= What to do =
Determine which lines contain the word "运维原子", then copy those lines.

══ Data section

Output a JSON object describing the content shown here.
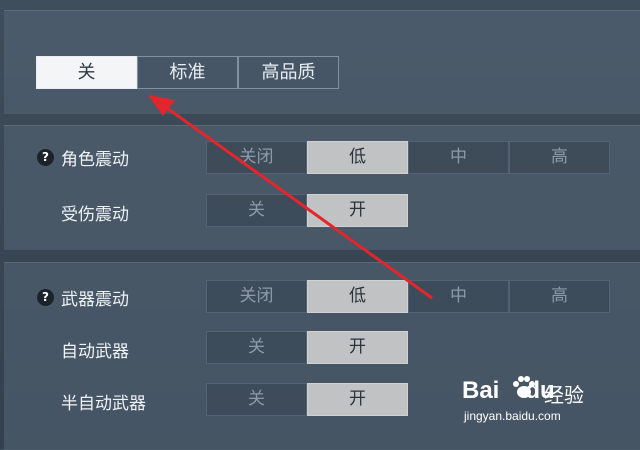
{
  "quality": {
    "options": [
      "关",
      "标准",
      "高品质"
    ],
    "selected": 0
  },
  "section1": {
    "character_vibration": {
      "label": "角色震动",
      "help": "?",
      "options": [
        "关闭",
        "低",
        "中",
        "高"
      ],
      "selected": 1
    },
    "hurt_vibration": {
      "label": "受伤震动",
      "options": [
        "关",
        "开"
      ],
      "selected": 1
    }
  },
  "section2": {
    "weapon_vibration": {
      "label": "武器震动",
      "help": "?",
      "options": [
        "关闭",
        "低",
        "中",
        "高"
      ],
      "selected": 1
    },
    "auto_weapon": {
      "label": "自动武器",
      "options": [
        "关",
        "开"
      ],
      "selected": 1
    },
    "semi_auto_weapon": {
      "label": "半自动武器",
      "options": [
        "关",
        "开"
      ],
      "selected": 1
    }
  },
  "annotation": {
    "arrow_color": "#e3262b"
  },
  "watermark": {
    "brand": "Bai",
    "brand_suffix": "du",
    "cn": "经验",
    "url": "jingyan.baidu.com"
  }
}
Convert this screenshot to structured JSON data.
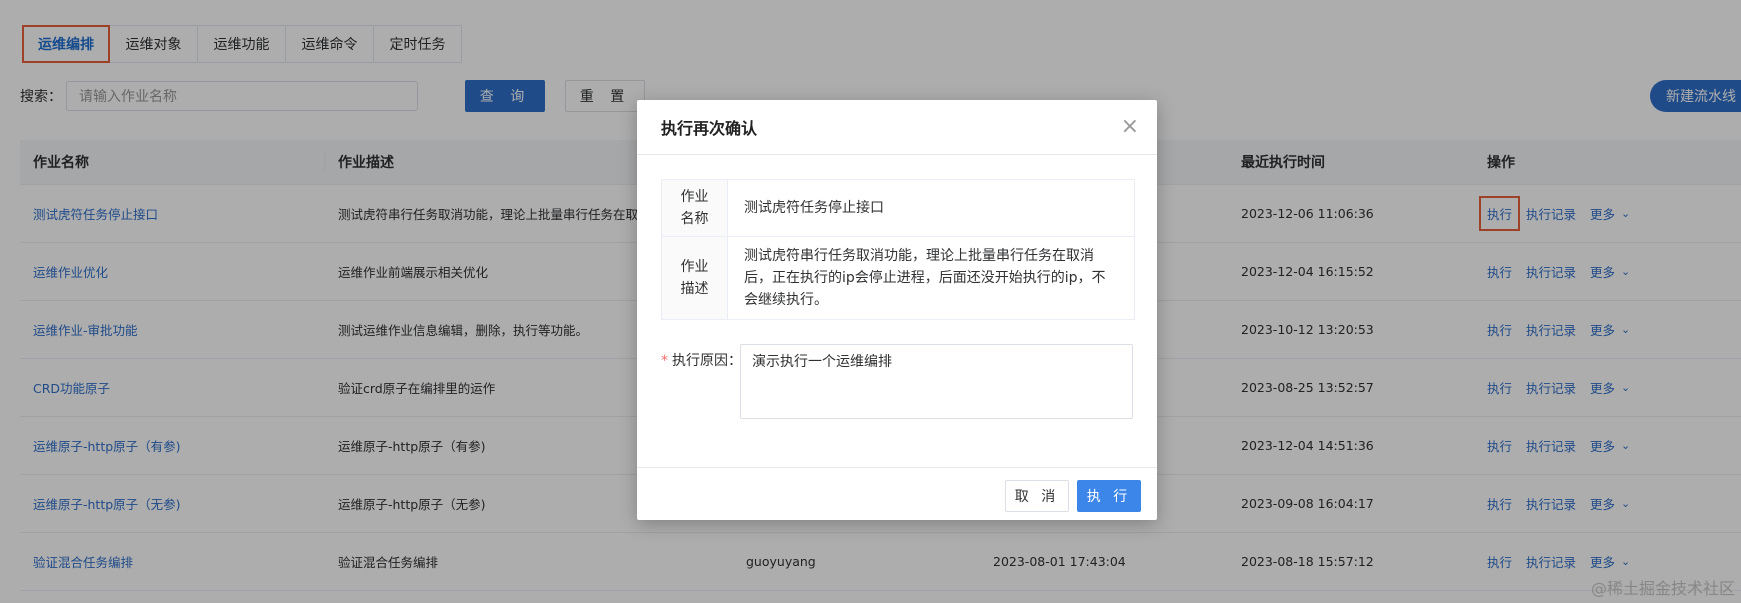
{
  "tabs": [
    {
      "label": "运维编排",
      "active": true
    },
    {
      "label": "运维对象"
    },
    {
      "label": "运维功能"
    },
    {
      "label": "运维命令"
    },
    {
      "label": "定时任务"
    }
  ],
  "search": {
    "label": "搜索：",
    "placeholder": "请输入作业名称",
    "query_label": "查 询",
    "reset_label": "重 置"
  },
  "new_pipeline_label": "新建流水线",
  "table": {
    "headers": [
      "作业名称",
      "作业描述",
      "",
      "",
      "最近执行时间",
      "操作"
    ],
    "rows": [
      {
        "name": "测试虎符任务停止接口",
        "desc": "测试虎符串行任务取消功能，理论上批量串行任务在取消",
        "creator": "",
        "created": "",
        "last": "2023-12-06 11:06:36"
      },
      {
        "name": "运维作业优化",
        "desc": "运维作业前端展示相关优化",
        "creator": "",
        "created": "",
        "last": "2023-12-04 16:15:52"
      },
      {
        "name": "运维作业-审批功能",
        "desc": "测试运维作业信息编辑，删除，执行等功能。",
        "creator": "",
        "created": "",
        "last": "2023-10-12 13:20:53"
      },
      {
        "name": "CRD功能原子",
        "desc": "验证crd原子在编排里的运作",
        "creator": "",
        "created": "",
        "last": "2023-08-25 13:52:57"
      },
      {
        "name": "运维原子-http原子（有参)",
        "desc": "运维原子-http原子（有参)",
        "creator": "",
        "created": "",
        "last": "2023-12-04 14:51:36"
      },
      {
        "name": "运维原子-http原子（无参)",
        "desc": "运维原子-http原子（无参)",
        "creator": "",
        "created": "",
        "last": "2023-09-08 16:04:17"
      },
      {
        "name": "验证混合任务编排",
        "desc": "验证混合任务编排",
        "creator": "guoyuyang",
        "created": "2023-08-01 17:43:04",
        "last": "2023-08-18 15:57:12"
      }
    ],
    "ops": {
      "exec": "执行",
      "records": "执行记录",
      "more": "更多"
    }
  },
  "modal": {
    "title": "执行再次确认",
    "job_name_key": "作业\n名称",
    "job_name_val": "测试虎符任务停止接口",
    "job_desc_key": "作业\n描述",
    "job_desc_val": "测试虎符串行任务取消功能，理论上批量串行任务在取消后，正在执行的ip会停止进程，后面还没开始执行的ip，不会继续执行。",
    "reason_label": "执行原因：",
    "reason_value": "演示执行一个运维编排",
    "cancel_label": "取 消",
    "exec_label": "执 行"
  },
  "watermark": "@稀土掘金技术社区"
}
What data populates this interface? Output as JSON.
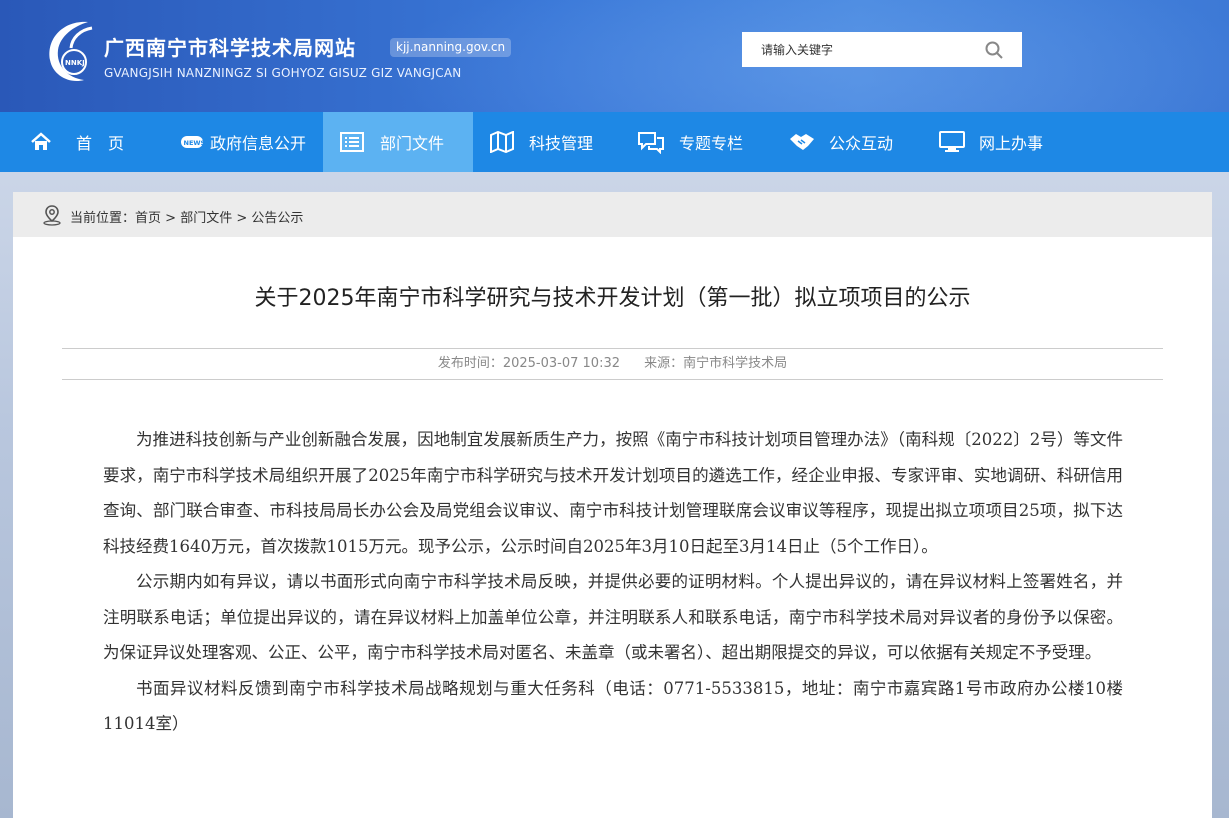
{
  "header": {
    "site_title": "广西南宁市科学技术局网站",
    "domain_badge": "kjj.nanning.gov.cn",
    "subtitle": "GVANGJSIH NANZNINGZ SI GOHYOZ GISUZ GIZ VANGJCAN",
    "logo_text": "NNKJ",
    "search_placeholder": "请输入关键字"
  },
  "nav": {
    "items": [
      {
        "label": "首　页",
        "icon": "home-icon"
      },
      {
        "label": "政府信息公开",
        "icon": "news-icon"
      },
      {
        "label": "部门文件",
        "icon": "document-list-icon",
        "active": true
      },
      {
        "label": "科技管理",
        "icon": "map-icon"
      },
      {
        "label": "专题专栏",
        "icon": "chat-icon"
      },
      {
        "label": "公众互动",
        "icon": "handshake-icon"
      },
      {
        "label": "网上办事",
        "icon": "monitor-icon"
      }
    ]
  },
  "breadcrumb": {
    "prefix": "当前位置：",
    "items": [
      "首页",
      "部门文件",
      "公告公示"
    ],
    "separator": " > "
  },
  "article": {
    "title": "关于2025年南宁市科学研究与技术开发计划（第一批）拟立项项目的公示",
    "publish_label": "发布时间：",
    "publish_time": "2025-03-07 10:32",
    "source_label": "来源：",
    "source": "南宁市科学技术局",
    "paragraphs": [
      "为推进科技创新与产业创新融合发展，因地制宜发展新质生产力，按照《南宁市科技计划项目管理办法》（南科规〔2022〕2号）等文件要求，南宁市科学技术局组织开展了2025年南宁市科学研究与技术开发计划项目的遴选工作，经企业申报、专家评审、实地调研、科研信用查询、部门联合审查、市科技局局长办公会及局党组会议审议、南宁市科技计划管理联席会议审议等程序，现提出拟立项项目25项，拟下达科技经费1640万元，首次拨款1015万元。现予公示，公示时间自2025年3月10日起至3月14日止（5个工作日）。",
      "公示期内如有异议，请以书面形式向南宁市科学技术局反映，并提供必要的证明材料。个人提出异议的，请在异议材料上签署姓名，并注明联系电话；单位提出异议的，请在异议材料上加盖单位公章，并注明联系人和联系电话，南宁市科学技术局对异议者的身份予以保密。为保证异议处理客观、公正、公平，南宁市科学技术局对匿名、未盖章（或未署名）、超出期限提交的异议，可以依据有关规定不予受理。",
      "书面异议材料反馈到南宁市科学技术局战略规划与重大任务科（电话：0771-5533815，地址：南宁市嘉宾路1号市政府办公楼10楼11014室）"
    ]
  },
  "colors": {
    "header_blue": "#2f64c7",
    "nav_blue": "#1e88e5",
    "nav_active": "#5cb2f2"
  }
}
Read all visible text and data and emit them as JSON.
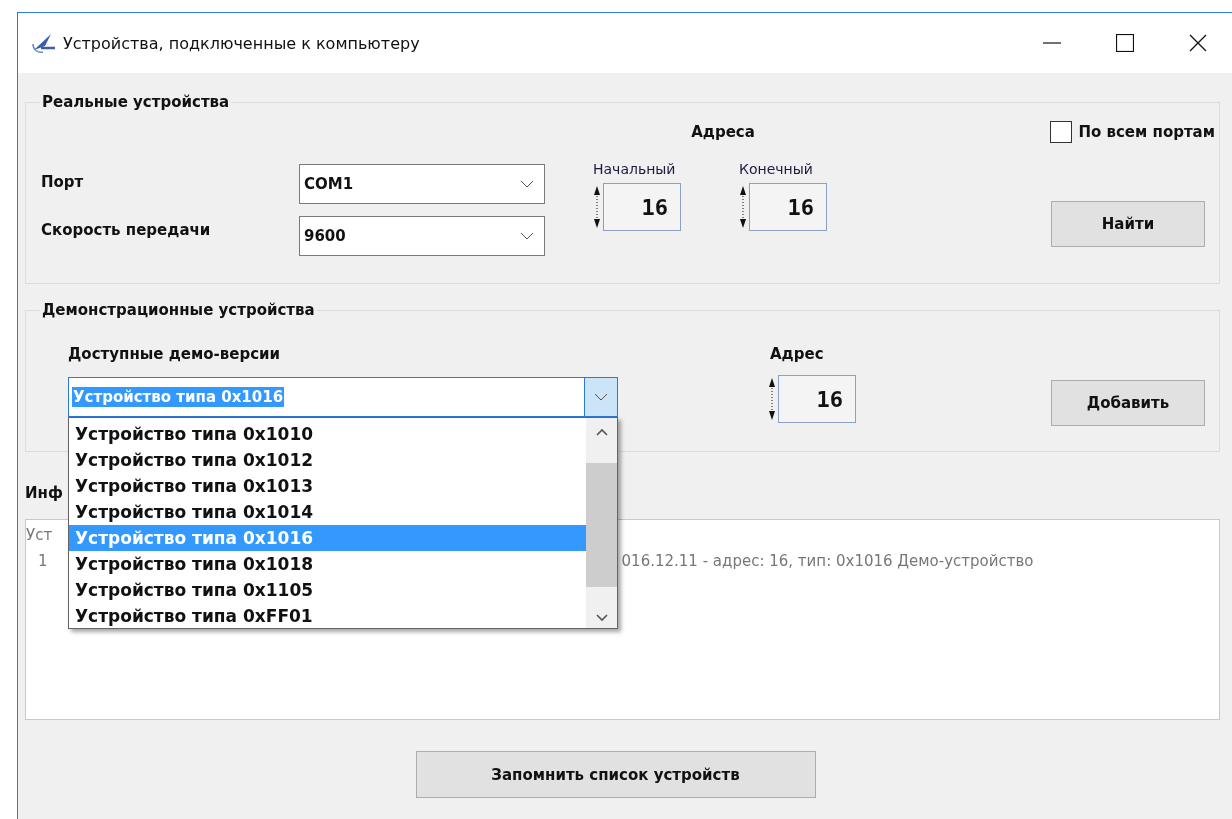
{
  "window": {
    "title": "Устройства, подключенные к компьютеру"
  },
  "real_devices": {
    "title": "Реальные устройства",
    "port_label": "Порт",
    "port_value": "COM1",
    "speed_label": "Скорость передачи",
    "speed_value": "9600",
    "addresses_label": "Адреса",
    "start_label": "Начальный",
    "start_value": "16",
    "end_label": "Конечный",
    "end_value": "16",
    "all_ports": {
      "label": "По всем портам",
      "checked": false
    },
    "find_button": "Найти"
  },
  "demo_devices": {
    "title": "Демонстрационные устройства",
    "available_label": "Доступные демо-версии",
    "selected_value": "Устройство типа 0x1016",
    "address_label": "Адрес",
    "address_value": "16",
    "add_button": "Добавить",
    "dropdown_items": [
      {
        "label": "Устройство типа 0x1010",
        "selected": false
      },
      {
        "label": "Устройство типа 0x1012",
        "selected": false
      },
      {
        "label": "Устройство типа 0x1013",
        "selected": false
      },
      {
        "label": "Устройство типа 0x1014",
        "selected": false
      },
      {
        "label": "Устройство типа 0x1016",
        "selected": true
      },
      {
        "label": "Устройство типа 0x1018",
        "selected": false
      },
      {
        "label": "Устройство типа 0x1105",
        "selected": false
      },
      {
        "label": "Устройство типа 0xFF01",
        "selected": false
      }
    ]
  },
  "info": {
    "label": "Инф",
    "line_1": "Уст",
    "line_2_start": "1",
    "line_2_end": "016.12.11 - адрес: 16, тип: 0x1016 Демо-устройство"
  },
  "save_button": "Запомнить список устройств"
}
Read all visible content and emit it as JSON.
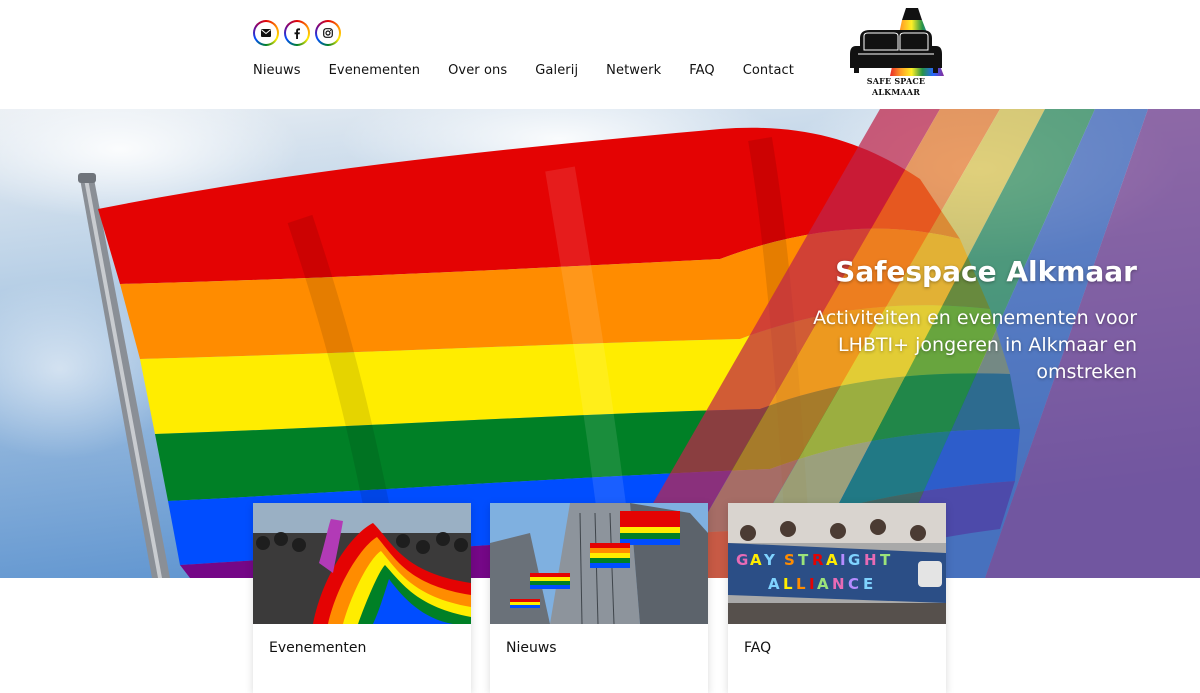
{
  "social": [
    {
      "icon": "email-icon",
      "label": "Email"
    },
    {
      "icon": "facebook-icon",
      "label": "Facebook"
    },
    {
      "icon": "instagram-icon",
      "label": "Instagram"
    }
  ],
  "nav": [
    "Nieuws",
    "Evenementen",
    "Over ons",
    "Galerij",
    "Netwerk",
    "FAQ",
    "Contact"
  ],
  "logo": {
    "line1": "SAFE SPACE",
    "line2": "ALKMAAR"
  },
  "hero": {
    "title": "Safespace Alkmaar",
    "subtitle": "Activiteiten en evenementen voor LHBTI+ jongeren in Alkmaar en omstreken"
  },
  "cards": [
    {
      "title": "Evenementen",
      "image": "pride-crowd-photo"
    },
    {
      "title": "Nieuws",
      "image": "rainbow-flags-skyscrapers-photo"
    },
    {
      "title": "FAQ",
      "image": "gay-straight-alliance-banner-photo"
    }
  ],
  "colors": {
    "rainbow": [
      "#e40303",
      "#ff8c00",
      "#ffed00",
      "#008026",
      "#004dff",
      "#750787"
    ],
    "sky": "#6fa3d6"
  }
}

════

= Problem solution =
        "name": "运维原子-http原子（有参)",
        "desc": "运维原子-http原子（有参)",
        "name": "运维原子-http原子（无参)",
        "desc": "运维原子-http原子（无参)",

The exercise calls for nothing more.